书面练习: 把下方记录中从含有“chart-bar[interactable]: [282, 371, 291, 419]”的那一行开始、到含有“map-icon[interactable]: [519, 42, 527, 50]”的那一行结束的各行原样复制出来，首尾两行均包括在内。

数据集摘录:
# # # #

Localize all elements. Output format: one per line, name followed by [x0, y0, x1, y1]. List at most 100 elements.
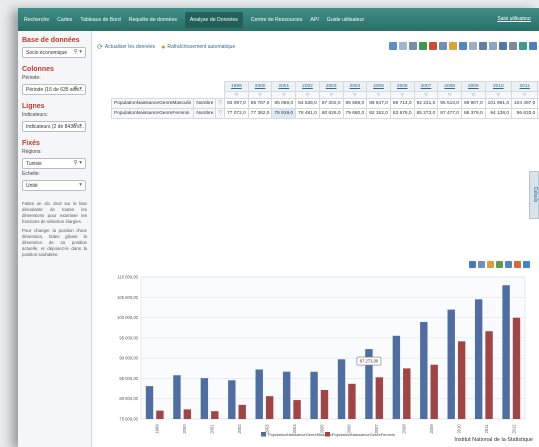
chart-bar[interactable]: [282, 371, 291, 419]
year-header[interactable]: 2001: [271, 81, 297, 92]
chart-bar[interactable]: [420, 322, 428, 419]
table-cell[interactable]: 98 907,0: [460, 98, 486, 109]
year-header[interactable]: 2010: [484, 81, 513, 92]
chart-bar[interactable]: [255, 369, 263, 419]
year-header[interactable]: 1999: [224, 81, 249, 92]
stacked-chart-icon[interactable]: [496, 261, 503, 268]
column-filter-icon[interactable]: ▽: [437, 91, 462, 99]
grid-icon[interactable]: [489, 42, 497, 50]
table-cell[interactable]: 104 497,0: [510, 98, 539, 109]
table-cell[interactable]: 88 379,0: [460, 108, 486, 119]
table-cell[interactable]: 76 919,0: [271, 108, 297, 119]
export-excel-icon[interactable]: [419, 42, 427, 50]
map-icon[interactable]: [519, 42, 527, 50]
nav-tableaux-de-bord[interactable]: Tableaux de Bord: [80, 17, 120, 23]
details-tab[interactable]: Détails: [529, 171, 539, 219]
column-filter-icon[interactable]: ▽: [510, 91, 539, 99]
table-cell[interactable]: 87 202,0: [318, 98, 344, 109]
table-cell[interactable]: 85 787,0: [247, 98, 273, 109]
scatter-chart-icon[interactable]: [505, 261, 512, 268]
column-filter-icon[interactable]: ▽: [271, 91, 297, 99]
column-filter-icon[interactable]: ▽: [366, 91, 391, 99]
table-cell[interactable]: 95 513,0: [437, 98, 462, 109]
nav-guide-utilisateur[interactable]: Guide utilisateur: [327, 17, 365, 23]
year-header[interactable]: 2003: [318, 81, 344, 92]
export-pdf-icon[interactable]: [429, 42, 437, 50]
period-select[interactable]: Période (15 de 635 séle... ⚲ ▾: [22, 84, 86, 95]
table-cell[interactable]: 87 477,0: [437, 108, 462, 119]
chart-bar[interactable]: [485, 331, 493, 419]
table-cell[interactable]: 84 539,0: [295, 98, 320, 109]
chart-bar[interactable]: [320, 389, 329, 419]
row-filter-icon[interactable]: ▽: [215, 98, 226, 109]
table-cell[interactable]: 80 626,0: [318, 108, 344, 119]
search-dropdown-icon[interactable]: ⚲ ▾: [74, 49, 82, 55]
table-cell[interactable]: 77 362,0: [247, 108, 273, 119]
indicators-select[interactable]: Indicateurs (2 de 8436 s... ⚲ ▾: [22, 121, 86, 132]
column-filter-icon[interactable]: ▽: [413, 91, 439, 99]
search-dropdown-icon[interactable]: ⚲ ▾: [74, 86, 82, 92]
help-icon[interactable]: [529, 42, 537, 50]
nav-analyse-de-donnees[interactable]: Analyse de Données: [184, 11, 243, 28]
bar-chart-icon[interactable]: [469, 261, 476, 268]
scale-select[interactable]: Unité ▾: [22, 180, 86, 191]
row-label[interactable]: PopulationNaissanceGenreMasculin: [110, 98, 195, 109]
table-cell[interactable]: 94 138,0: [484, 108, 513, 119]
chart-toggle-icon[interactable]: [459, 42, 467, 50]
chart-bar[interactable]: [265, 396, 274, 419]
nav-centre-de-ressources[interactable]: Centre de Ressources: [251, 17, 303, 23]
print-icon[interactable]: [409, 42, 417, 50]
table-cell[interactable]: 85 069,0: [271, 98, 297, 109]
regions-select[interactable]: Tunisie ⚲ ▾: [22, 158, 86, 169]
year-header[interactable]: 2005: [366, 81, 391, 92]
table-view-icon[interactable]: [479, 42, 487, 50]
year-header[interactable]: 2000: [247, 81, 273, 92]
line-chart-icon[interactable]: [478, 261, 485, 268]
search-dropdown-icon[interactable]: ⚲ ▾: [74, 160, 82, 166]
column-filter-icon[interactable]: ▽: [342, 91, 368, 99]
globe-icon[interactable]: [523, 261, 530, 268]
year-header[interactable]: 2008: [437, 81, 462, 92]
year-header[interactable]: 2007: [413, 81, 439, 92]
chart-bar[interactable]: [403, 368, 411, 419]
table-cell[interactable]: 79 660,0: [342, 108, 368, 119]
nav-cartes[interactable]: Cartes: [57, 17, 72, 23]
chart-bar[interactable]: [392, 335, 401, 419]
sort-icon[interactable]: [439, 42, 447, 50]
filter-icon[interactable]: [449, 42, 457, 50]
chart-bar[interactable]: [293, 400, 301, 419]
settings-icon[interactable]: [509, 42, 517, 50]
year-header[interactable]: 2006: [389, 81, 415, 92]
column-filter-icon[interactable]: ▽: [224, 91, 249, 99]
area-chart-icon[interactable]: [487, 261, 494, 268]
chart-bar[interactable]: [474, 299, 483, 419]
columns-icon[interactable]: [499, 42, 507, 50]
chart-bar[interactable]: [310, 371, 318, 419]
table-cell[interactable]: 86 669,0: [342, 98, 368, 109]
chart-bar[interactable]: [228, 380, 236, 419]
table-cell[interactable]: 82 152,0: [366, 108, 391, 119]
table-cell[interactable]: 92 231,0: [413, 98, 439, 109]
chart-bar[interactable]: [348, 383, 356, 419]
column-filter-icon[interactable]: ▽: [295, 91, 320, 99]
search-dropdown-icon[interactable]: ⚲ ▾: [74, 123, 82, 129]
swap-axes-icon[interactable]: [469, 42, 477, 50]
database-select[interactable]: Socio économique ⚲ ▾: [22, 47, 86, 58]
chart-bar[interactable]: [211, 411, 219, 419]
year-header[interactable]: 2011: [510, 81, 539, 92]
forward-arrow-icon[interactable]: [399, 42, 407, 50]
chart-bar[interactable]: [238, 404, 246, 419]
year-header[interactable]: 2002: [295, 81, 320, 92]
refresh-data-button[interactable]: ⟳ Actualiser les données: [97, 43, 155, 51]
column-filter-icon[interactable]: ▽: [318, 91, 344, 99]
chart-bar[interactable]: [375, 377, 384, 419]
chart-bar[interactable]: [145, 386, 154, 419]
chart-bar[interactable]: [156, 410, 164, 419]
table-cell[interactable]: 77 072,0: [224, 108, 249, 119]
table-cell[interactable]: 85 273,0: [413, 108, 439, 119]
chart-bar[interactable]: [457, 341, 466, 419]
column-filter-icon[interactable]: ▽: [484, 91, 513, 99]
chart-bar[interactable]: [200, 378, 209, 419]
year-header[interactable]: 2004: [342, 81, 368, 92]
chart-bar[interactable]: [337, 359, 346, 419]
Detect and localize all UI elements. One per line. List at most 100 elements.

# # # #

任务结果:
chart-bar[interactable]: [282, 371, 291, 419]
year-header[interactable]: 2001: [271, 81, 297, 92]
chart-bar[interactable]: [420, 322, 428, 419]
table-cell[interactable]: 98 907,0: [460, 98, 486, 109]
year-header[interactable]: 2010: [484, 81, 513, 92]
chart-bar[interactable]: [255, 369, 263, 419]
year-header[interactable]: 1999: [224, 81, 249, 92]
stacked-chart-icon[interactable]: [496, 261, 503, 268]
column-filter-icon[interactable]: ▽: [437, 91, 462, 99]
grid-icon[interactable]: [489, 42, 497, 50]
table-cell[interactable]: 104 497,0: [510, 98, 539, 109]
table-cell[interactable]: 88 379,0: [460, 108, 486, 119]
table-cell[interactable]: 76 919,0: [271, 108, 297, 119]
export-excel-icon[interactable]: [419, 42, 427, 50]
map-icon[interactable]: [519, 42, 527, 50]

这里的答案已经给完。